Problem to work on>
It is required that all of the data be written out exactly.

________

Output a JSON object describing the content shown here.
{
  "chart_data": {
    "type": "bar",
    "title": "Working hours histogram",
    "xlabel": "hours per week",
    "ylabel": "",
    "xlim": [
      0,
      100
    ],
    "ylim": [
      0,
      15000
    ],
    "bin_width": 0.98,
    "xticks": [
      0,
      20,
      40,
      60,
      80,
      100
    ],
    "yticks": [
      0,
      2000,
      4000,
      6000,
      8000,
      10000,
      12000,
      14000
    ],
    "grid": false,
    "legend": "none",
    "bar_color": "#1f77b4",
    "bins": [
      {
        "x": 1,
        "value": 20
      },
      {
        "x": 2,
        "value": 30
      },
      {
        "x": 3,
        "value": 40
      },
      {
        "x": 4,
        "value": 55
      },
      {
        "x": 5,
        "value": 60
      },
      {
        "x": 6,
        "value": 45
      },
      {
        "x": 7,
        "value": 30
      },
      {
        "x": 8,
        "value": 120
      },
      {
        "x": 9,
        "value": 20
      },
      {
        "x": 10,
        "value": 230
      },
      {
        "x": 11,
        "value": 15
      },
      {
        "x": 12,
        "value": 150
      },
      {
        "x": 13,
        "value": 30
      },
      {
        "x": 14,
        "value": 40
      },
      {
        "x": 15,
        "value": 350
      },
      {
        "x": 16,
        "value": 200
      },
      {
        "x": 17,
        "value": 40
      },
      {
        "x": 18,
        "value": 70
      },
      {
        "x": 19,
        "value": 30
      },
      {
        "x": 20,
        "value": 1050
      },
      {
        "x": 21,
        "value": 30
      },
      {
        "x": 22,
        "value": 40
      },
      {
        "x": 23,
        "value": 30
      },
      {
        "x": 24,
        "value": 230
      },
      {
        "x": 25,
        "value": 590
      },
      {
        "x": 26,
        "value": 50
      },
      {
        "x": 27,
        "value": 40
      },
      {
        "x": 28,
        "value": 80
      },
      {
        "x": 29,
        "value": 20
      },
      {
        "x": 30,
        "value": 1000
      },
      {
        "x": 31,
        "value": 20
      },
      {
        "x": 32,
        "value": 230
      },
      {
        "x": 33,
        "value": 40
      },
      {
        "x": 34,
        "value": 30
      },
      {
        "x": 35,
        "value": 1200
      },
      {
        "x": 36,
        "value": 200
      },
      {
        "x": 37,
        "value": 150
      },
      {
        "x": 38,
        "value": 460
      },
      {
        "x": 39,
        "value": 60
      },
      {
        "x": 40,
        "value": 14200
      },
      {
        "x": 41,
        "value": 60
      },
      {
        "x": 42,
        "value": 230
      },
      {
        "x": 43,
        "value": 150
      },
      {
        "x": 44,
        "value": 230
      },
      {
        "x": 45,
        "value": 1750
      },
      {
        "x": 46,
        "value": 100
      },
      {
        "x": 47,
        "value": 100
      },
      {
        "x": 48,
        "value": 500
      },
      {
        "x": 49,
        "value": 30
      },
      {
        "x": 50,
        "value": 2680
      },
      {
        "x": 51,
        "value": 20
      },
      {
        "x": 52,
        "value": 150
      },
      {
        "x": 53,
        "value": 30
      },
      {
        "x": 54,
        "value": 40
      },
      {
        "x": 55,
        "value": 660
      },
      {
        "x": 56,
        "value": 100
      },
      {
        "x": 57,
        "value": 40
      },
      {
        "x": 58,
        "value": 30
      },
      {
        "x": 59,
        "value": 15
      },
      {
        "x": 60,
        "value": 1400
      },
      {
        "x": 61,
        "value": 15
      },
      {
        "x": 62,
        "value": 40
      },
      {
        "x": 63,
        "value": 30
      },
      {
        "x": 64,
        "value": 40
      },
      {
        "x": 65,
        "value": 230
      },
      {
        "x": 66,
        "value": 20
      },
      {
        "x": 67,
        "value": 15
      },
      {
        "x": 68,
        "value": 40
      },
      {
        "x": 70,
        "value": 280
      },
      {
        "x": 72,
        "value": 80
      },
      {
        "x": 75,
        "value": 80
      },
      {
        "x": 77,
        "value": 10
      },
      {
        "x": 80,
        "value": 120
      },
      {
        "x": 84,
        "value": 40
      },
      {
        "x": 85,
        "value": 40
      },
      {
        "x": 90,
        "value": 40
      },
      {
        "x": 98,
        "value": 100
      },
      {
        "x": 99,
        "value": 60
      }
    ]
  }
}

________

Answer for the task>
Output a JSON object describing the content shown here.
{
  "chart_data": {
    "type": "bar",
    "title": "Working hours histogram",
    "xlabel": "hours per week",
    "ylabel": "",
    "xlim": [
      0,
      100
    ],
    "ylim": [
      0,
      15000
    ],
    "bin_width": 0.98,
    "xticks": [
      0,
      20,
      40,
      60,
      80,
      100
    ],
    "yticks": [
      0,
      2000,
      4000,
      6000,
      8000,
      10000,
      12000,
      14000
    ],
    "grid": false,
    "legend": "none",
    "bar_color": "#1f77b4",
    "bins": [
      {
        "x": 1,
        "value": 20
      },
      {
        "x": 2,
        "value": 30
      },
      {
        "x": 3,
        "value": 40
      },
      {
        "x": 4,
        "value": 55
      },
      {
        "x": 5,
        "value": 60
      },
      {
        "x": 6,
        "value": 45
      },
      {
        "x": 7,
        "value": 30
      },
      {
        "x": 8,
        "value": 120
      },
      {
        "x": 9,
        "value": 20
      },
      {
        "x": 10,
        "value": 230
      },
      {
        "x": 11,
        "value": 15
      },
      {
        "x": 12,
        "value": 150
      },
      {
        "x": 13,
        "value": 30
      },
      {
        "x": 14,
        "value": 40
      },
      {
        "x": 15,
        "value": 350
      },
      {
        "x": 16,
        "value": 200
      },
      {
        "x": 17,
        "value": 40
      },
      {
        "x": 18,
        "value": 70
      },
      {
        "x": 19,
        "value": 30
      },
      {
        "x": 20,
        "value": 1050
      },
      {
        "x": 21,
        "value": 30
      },
      {
        "x": 22,
        "value": 40
      },
      {
        "x": 23,
        "value": 30
      },
      {
        "x": 24,
        "value": 230
      },
      {
        "x": 25,
        "value": 590
      },
      {
        "x": 26,
        "value": 50
      },
      {
        "x": 27,
        "value": 40
      },
      {
        "x": 28,
        "value": 80
      },
      {
        "x": 29,
        "value": 20
      },
      {
        "x": 30,
        "value": 1000
      },
      {
        "x": 31,
        "value": 20
      },
      {
        "x": 32,
        "value": 230
      },
      {
        "x": 33,
        "value": 40
      },
      {
        "x": 34,
        "value": 30
      },
      {
        "x": 35,
        "value": 1200
      },
      {
        "x": 36,
        "value": 200
      },
      {
        "x": 37,
        "value": 150
      },
      {
        "x": 38,
        "value": 460
      },
      {
        "x": 39,
        "value": 60
      },
      {
        "x": 40,
        "value": 14200
      },
      {
        "x": 41,
        "value": 60
      },
      {
        "x": 42,
        "value": 230
      },
      {
        "x": 43,
        "value": 150
      },
      {
        "x": 44,
        "value": 230
      },
      {
        "x": 45,
        "value": 1750
      },
      {
        "x": 46,
        "value": 100
      },
      {
        "x": 47,
        "value": 100
      },
      {
        "x": 48,
        "value": 500
      },
      {
        "x": 49,
        "value": 30
      },
      {
        "x": 50,
        "value": 2680
      },
      {
        "x": 51,
        "value": 20
      },
      {
        "x": 52,
        "value": 150
      },
      {
        "x": 53,
        "value": 30
      },
      {
        "x": 54,
        "value": 40
      },
      {
        "x": 55,
        "value": 660
      },
      {
        "x": 56,
        "value": 100
      },
      {
        "x": 57,
        "value": 40
      },
      {
        "x": 58,
        "value": 30
      },
      {
        "x": 59,
        "value": 15
      },
      {
        "x": 60,
        "value": 1400
      },
      {
        "x": 61,
        "value": 15
      },
      {
        "x": 62,
        "value": 40
      },
      {
        "x": 63,
        "value": 30
      },
      {
        "x": 64,
        "value": 40
      },
      {
        "x": 65,
        "value": 230
      },
      {
        "x": 66,
        "value": 20
      },
      {
        "x": 67,
        "value": 15
      },
      {
        "x": 68,
        "value": 40
      },
      {
        "x": 70,
        "value": 280
      },
      {
        "x": 72,
        "value": 80
      },
      {
        "x": 75,
        "value": 80
      },
      {
        "x": 77,
        "value": 10
      },
      {
        "x": 80,
        "value": 120
      },
      {
        "x": 84,
        "value": 40
      },
      {
        "x": 85,
        "value": 40
      },
      {
        "x": 90,
        "value": 40
      },
      {
        "x": 98,
        "value": 100
      },
      {
        "x": 99,
        "value": 60
      }
    ]
  }
}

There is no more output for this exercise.